**Challenge:**
Below are entries; tally how many lines hold the string "title" and answer with only that figure.

(Data entries for graphics)
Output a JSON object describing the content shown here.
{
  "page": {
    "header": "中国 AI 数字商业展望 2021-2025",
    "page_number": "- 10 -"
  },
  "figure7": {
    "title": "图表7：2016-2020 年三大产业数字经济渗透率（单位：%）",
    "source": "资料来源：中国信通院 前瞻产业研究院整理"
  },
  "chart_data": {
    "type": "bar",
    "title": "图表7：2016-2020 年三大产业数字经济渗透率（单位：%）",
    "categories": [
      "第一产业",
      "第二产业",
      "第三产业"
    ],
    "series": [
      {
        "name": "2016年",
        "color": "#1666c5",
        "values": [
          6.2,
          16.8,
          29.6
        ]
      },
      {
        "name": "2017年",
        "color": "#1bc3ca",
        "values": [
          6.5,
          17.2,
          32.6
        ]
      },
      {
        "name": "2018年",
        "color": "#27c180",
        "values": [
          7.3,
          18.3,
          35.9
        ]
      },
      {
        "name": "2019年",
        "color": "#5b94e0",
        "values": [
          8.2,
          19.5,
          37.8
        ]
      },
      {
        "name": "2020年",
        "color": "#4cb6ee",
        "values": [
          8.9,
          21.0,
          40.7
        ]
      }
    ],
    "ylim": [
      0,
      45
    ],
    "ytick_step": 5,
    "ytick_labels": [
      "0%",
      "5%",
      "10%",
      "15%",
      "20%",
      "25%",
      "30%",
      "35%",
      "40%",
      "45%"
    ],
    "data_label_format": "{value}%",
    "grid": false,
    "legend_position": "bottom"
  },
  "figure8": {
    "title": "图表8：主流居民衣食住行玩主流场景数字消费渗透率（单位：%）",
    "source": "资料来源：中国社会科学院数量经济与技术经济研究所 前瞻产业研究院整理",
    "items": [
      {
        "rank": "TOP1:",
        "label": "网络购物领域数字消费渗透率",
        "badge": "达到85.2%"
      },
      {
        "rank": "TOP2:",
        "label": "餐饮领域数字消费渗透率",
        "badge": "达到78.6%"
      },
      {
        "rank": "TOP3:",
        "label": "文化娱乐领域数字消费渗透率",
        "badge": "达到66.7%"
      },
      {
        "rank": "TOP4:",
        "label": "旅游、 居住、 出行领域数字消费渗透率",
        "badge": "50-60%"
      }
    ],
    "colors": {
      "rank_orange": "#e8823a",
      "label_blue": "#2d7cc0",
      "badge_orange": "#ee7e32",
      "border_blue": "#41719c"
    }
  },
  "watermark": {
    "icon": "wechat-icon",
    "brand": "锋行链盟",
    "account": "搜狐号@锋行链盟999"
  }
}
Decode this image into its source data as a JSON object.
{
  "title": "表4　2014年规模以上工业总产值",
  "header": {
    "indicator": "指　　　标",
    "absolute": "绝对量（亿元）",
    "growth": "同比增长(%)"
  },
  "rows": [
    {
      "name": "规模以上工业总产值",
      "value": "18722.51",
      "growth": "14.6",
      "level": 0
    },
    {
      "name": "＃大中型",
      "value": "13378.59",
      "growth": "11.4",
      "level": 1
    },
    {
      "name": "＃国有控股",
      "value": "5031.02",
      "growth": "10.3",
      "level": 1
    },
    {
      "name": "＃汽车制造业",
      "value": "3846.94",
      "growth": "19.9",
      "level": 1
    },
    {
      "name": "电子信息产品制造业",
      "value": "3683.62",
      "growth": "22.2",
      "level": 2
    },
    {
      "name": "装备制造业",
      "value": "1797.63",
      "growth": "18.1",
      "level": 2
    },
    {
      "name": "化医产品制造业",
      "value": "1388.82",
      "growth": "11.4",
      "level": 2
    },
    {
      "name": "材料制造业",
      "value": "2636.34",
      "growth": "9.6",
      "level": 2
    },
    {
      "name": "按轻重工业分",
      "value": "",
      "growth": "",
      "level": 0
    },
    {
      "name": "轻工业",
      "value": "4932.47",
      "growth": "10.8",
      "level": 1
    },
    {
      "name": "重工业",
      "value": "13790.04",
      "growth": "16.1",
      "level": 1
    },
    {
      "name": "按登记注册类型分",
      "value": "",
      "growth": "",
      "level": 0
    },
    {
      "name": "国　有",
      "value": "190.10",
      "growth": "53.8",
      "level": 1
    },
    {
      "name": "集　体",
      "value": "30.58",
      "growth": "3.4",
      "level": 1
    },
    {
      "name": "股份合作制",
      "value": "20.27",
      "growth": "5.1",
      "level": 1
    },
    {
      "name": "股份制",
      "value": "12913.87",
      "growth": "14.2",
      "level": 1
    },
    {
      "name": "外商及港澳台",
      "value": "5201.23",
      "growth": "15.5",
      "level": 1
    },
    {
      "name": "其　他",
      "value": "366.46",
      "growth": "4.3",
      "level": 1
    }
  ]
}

**Worked answer:**
4